Stated goal:
The listing below must be repeated word for word, with its images excluded.

Data section:
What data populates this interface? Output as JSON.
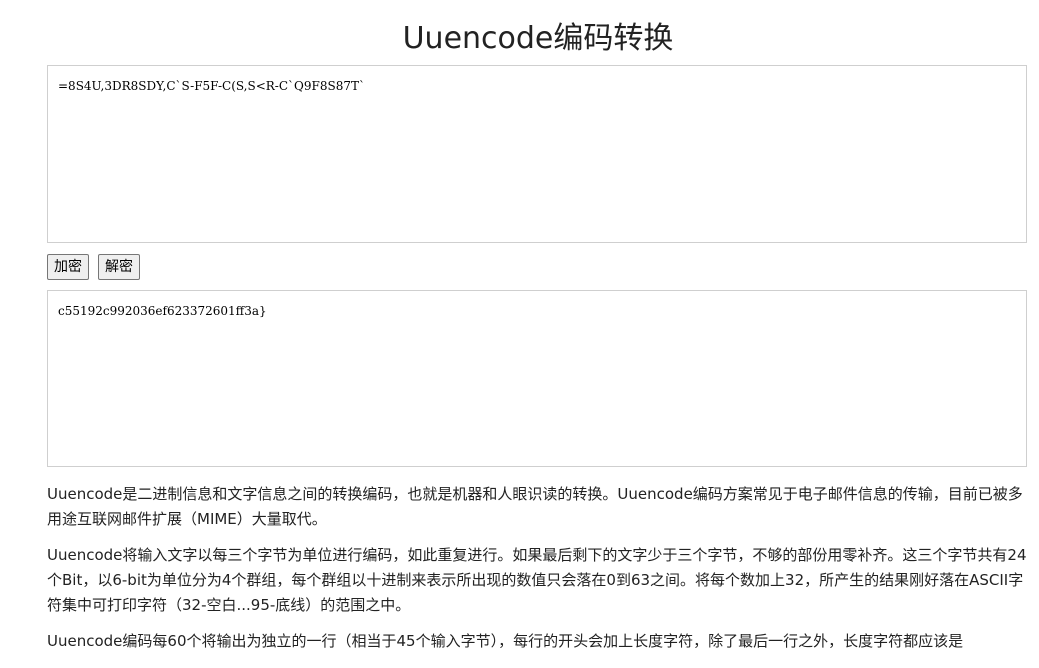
{
  "page": {
    "title": "Uuencode编码转换"
  },
  "input": {
    "value": "=8S4U,3DR8SDY,C`S-F5F-C(S,S<R-C`Q9F8S87T`"
  },
  "buttons": {
    "encrypt_label": "加密",
    "decrypt_label": "解密"
  },
  "output": {
    "value": "c55192c992036ef623372601ff3a}"
  },
  "description": {
    "paragraphs": [
      "Uuencode是二进制信息和文字信息之间的转换编码，也就是机器和人眼识读的转换。Uuencode编码方案常见于电子邮件信息的传输，目前已被多用途互联网邮件扩展（MIME）大量取代。",
      "Uuencode将输入文字以每三个字节为单位进行编码，如此重复进行。如果最后剩下的文字少于三个字节，不够的部份用零补齐。这三个字节共有24个Bit，以6-bit为单位分为4个群组，每个群组以十进制来表示所出现的数值只会落在0到63之间。将每个数加上32，所产生的结果刚好落在ASCII字符集中可打印字符（32-空白...95-底线）的范围之中。",
      "Uuencode编码每60个将输出为独立的一行（相当于45个输入字节），每行的开头会加上长度字符，除了最后一行之外，长度字符都应该是"
    ]
  }
}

Response to this exercise:
What data populates this interface? Output as JSON.
{
  "page": {
    "title": "Uuencode编码转换"
  },
  "input": {
    "value": "=8S4U,3DR8SDY,C`S-F5F-C(S,S<R-C`Q9F8S87T`"
  },
  "buttons": {
    "encrypt_label": "加密",
    "decrypt_label": "解密"
  },
  "output": {
    "value": "c55192c992036ef623372601ff3a}"
  },
  "description": {
    "paragraphs": [
      "Uuencode是二进制信息和文字信息之间的转换编码，也就是机器和人眼识读的转换。Uuencode编码方案常见于电子邮件信息的传输，目前已被多用途互联网邮件扩展（MIME）大量取代。",
      "Uuencode将输入文字以每三个字节为单位进行编码，如此重复进行。如果最后剩下的文字少于三个字节，不够的部份用零补齐。这三个字节共有24个Bit，以6-bit为单位分为4个群组，每个群组以十进制来表示所出现的数值只会落在0到63之间。将每个数加上32，所产生的结果刚好落在ASCII字符集中可打印字符（32-空白...95-底线）的范围之中。",
      "Uuencode编码每60个将输出为独立的一行（相当于45个输入字节），每行的开头会加上长度字符，除了最后一行之外，长度字符都应该是"
    ]
  }
}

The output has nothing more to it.